** start Extracted entries **
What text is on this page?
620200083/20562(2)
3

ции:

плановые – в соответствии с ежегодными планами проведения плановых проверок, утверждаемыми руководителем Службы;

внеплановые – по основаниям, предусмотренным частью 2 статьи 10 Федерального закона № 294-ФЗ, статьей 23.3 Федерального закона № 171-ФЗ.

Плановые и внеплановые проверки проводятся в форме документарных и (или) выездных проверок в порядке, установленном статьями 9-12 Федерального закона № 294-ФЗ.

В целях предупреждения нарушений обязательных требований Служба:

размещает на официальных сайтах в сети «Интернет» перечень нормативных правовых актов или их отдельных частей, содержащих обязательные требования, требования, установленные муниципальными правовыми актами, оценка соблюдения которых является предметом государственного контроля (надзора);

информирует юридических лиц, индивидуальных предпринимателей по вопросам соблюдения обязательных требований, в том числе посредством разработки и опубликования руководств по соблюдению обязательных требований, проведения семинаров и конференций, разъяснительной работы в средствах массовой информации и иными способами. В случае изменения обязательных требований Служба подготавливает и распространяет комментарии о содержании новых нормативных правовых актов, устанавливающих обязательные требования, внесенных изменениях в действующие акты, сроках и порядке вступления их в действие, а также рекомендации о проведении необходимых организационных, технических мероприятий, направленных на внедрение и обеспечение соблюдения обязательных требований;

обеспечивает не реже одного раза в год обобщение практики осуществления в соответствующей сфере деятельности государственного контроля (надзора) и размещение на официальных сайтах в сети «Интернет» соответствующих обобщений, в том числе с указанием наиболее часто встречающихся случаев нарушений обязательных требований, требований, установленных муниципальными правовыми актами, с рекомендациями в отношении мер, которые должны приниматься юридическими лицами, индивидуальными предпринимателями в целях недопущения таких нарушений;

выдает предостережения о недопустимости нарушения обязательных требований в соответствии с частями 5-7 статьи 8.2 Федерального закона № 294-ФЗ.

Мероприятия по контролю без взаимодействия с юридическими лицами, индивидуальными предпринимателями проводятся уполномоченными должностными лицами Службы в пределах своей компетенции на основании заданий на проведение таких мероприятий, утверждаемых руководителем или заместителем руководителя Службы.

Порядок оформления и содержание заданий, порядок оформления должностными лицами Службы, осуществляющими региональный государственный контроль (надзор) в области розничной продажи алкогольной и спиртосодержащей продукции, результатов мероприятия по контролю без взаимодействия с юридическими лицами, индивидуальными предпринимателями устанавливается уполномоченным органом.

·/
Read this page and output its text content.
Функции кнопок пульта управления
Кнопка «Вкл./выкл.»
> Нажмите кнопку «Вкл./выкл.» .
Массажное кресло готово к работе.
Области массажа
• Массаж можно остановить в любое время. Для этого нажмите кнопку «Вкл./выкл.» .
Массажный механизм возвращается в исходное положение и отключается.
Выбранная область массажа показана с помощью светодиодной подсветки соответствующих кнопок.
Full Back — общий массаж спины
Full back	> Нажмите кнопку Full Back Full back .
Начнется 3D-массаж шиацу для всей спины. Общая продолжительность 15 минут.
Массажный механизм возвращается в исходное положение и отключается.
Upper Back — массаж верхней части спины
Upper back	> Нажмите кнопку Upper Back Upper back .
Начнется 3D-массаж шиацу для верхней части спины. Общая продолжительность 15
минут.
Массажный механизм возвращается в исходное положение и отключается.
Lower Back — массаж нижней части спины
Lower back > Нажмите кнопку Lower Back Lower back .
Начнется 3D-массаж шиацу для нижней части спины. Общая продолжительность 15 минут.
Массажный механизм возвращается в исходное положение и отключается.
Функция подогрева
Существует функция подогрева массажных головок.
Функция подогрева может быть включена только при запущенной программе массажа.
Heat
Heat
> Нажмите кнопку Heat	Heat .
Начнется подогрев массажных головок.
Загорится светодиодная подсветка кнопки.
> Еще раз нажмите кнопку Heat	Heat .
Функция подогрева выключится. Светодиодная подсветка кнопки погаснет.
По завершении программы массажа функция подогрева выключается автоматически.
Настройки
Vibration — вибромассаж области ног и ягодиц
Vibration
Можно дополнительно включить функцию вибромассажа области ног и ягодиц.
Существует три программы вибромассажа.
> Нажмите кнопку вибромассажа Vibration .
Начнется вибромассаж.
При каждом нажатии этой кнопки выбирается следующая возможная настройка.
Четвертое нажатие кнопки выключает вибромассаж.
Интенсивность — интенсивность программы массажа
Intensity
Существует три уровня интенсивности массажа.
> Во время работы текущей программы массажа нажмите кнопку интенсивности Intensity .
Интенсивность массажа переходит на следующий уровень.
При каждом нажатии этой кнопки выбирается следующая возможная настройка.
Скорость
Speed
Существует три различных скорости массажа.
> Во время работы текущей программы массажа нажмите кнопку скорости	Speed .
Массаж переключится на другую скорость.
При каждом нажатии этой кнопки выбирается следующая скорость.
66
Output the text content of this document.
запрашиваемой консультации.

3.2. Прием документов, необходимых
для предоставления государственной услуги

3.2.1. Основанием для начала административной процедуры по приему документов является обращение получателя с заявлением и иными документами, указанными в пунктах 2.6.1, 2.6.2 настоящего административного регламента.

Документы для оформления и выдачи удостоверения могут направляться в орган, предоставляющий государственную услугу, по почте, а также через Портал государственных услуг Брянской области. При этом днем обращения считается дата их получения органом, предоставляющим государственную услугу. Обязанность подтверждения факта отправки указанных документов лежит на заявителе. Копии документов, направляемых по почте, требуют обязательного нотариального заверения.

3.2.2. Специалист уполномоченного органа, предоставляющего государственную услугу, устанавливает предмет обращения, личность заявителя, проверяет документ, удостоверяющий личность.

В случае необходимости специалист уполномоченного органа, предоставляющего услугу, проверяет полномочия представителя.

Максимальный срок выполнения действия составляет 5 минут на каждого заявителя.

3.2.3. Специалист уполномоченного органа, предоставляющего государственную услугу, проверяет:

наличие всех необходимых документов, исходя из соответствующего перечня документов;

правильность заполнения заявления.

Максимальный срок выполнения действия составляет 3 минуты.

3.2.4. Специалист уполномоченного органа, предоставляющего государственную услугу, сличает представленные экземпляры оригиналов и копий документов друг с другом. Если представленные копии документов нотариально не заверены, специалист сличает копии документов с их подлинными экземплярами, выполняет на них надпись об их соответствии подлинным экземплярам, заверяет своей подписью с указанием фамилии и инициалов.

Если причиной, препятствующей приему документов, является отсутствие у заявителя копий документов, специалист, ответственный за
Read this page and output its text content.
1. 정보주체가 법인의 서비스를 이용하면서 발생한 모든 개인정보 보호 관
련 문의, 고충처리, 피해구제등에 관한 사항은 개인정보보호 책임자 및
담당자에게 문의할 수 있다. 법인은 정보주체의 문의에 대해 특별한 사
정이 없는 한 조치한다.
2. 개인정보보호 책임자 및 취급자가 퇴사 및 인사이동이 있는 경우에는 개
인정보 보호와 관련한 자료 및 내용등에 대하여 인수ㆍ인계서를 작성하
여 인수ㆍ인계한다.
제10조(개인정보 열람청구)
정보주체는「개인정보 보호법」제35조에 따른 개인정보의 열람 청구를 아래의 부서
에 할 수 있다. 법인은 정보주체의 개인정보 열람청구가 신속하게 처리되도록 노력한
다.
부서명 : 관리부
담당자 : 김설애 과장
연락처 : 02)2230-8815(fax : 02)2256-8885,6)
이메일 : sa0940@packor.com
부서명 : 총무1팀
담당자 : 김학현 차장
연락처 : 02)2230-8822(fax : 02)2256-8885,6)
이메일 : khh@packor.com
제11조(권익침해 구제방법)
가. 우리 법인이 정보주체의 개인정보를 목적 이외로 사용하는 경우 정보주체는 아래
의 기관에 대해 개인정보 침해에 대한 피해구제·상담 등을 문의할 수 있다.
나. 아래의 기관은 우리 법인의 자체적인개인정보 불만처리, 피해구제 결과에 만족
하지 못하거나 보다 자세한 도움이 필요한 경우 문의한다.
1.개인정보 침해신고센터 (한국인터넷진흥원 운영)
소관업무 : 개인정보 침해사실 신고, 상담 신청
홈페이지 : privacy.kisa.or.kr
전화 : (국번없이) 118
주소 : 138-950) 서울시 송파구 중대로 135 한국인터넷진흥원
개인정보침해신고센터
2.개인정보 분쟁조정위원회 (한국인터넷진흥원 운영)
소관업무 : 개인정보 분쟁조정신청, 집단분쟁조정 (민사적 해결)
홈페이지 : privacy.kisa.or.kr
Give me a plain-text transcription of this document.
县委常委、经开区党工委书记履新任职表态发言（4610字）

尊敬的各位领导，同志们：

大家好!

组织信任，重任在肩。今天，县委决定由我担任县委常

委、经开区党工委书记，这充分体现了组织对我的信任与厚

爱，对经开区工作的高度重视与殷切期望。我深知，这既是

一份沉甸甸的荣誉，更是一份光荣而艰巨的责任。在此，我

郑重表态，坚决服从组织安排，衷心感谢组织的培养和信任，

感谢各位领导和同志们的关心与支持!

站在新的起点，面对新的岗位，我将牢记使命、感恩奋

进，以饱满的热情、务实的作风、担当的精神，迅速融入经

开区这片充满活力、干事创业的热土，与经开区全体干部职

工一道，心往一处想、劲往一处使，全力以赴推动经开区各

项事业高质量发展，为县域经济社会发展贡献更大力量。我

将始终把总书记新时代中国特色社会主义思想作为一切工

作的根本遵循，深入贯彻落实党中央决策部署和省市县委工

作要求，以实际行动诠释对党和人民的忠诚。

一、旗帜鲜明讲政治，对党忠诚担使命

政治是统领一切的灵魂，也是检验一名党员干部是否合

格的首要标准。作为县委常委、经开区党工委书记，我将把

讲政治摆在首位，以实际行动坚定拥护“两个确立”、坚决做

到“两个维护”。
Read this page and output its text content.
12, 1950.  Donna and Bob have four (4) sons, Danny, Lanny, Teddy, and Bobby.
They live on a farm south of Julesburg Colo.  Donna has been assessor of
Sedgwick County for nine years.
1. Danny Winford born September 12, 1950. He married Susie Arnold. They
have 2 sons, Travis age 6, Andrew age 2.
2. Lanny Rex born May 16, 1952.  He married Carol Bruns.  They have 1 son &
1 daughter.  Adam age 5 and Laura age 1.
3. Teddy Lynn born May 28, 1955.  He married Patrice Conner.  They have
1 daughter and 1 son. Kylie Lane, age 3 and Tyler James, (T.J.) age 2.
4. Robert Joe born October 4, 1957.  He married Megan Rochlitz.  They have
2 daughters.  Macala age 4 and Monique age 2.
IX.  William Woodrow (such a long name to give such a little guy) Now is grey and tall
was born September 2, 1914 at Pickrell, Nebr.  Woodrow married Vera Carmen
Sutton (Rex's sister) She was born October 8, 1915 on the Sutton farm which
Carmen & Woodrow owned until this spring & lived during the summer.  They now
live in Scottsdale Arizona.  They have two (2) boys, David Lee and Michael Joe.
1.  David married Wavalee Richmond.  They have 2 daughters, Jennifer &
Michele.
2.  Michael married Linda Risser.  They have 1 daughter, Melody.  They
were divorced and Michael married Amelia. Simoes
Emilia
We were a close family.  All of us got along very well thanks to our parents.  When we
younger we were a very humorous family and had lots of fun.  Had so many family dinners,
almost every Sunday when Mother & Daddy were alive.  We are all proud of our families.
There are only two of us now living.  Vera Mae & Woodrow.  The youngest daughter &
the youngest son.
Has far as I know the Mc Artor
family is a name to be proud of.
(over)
** end Extracted entries **
**Problem to solve**
Provide only the count of lines in the data above that include the string "소관업무".

**Task response**
2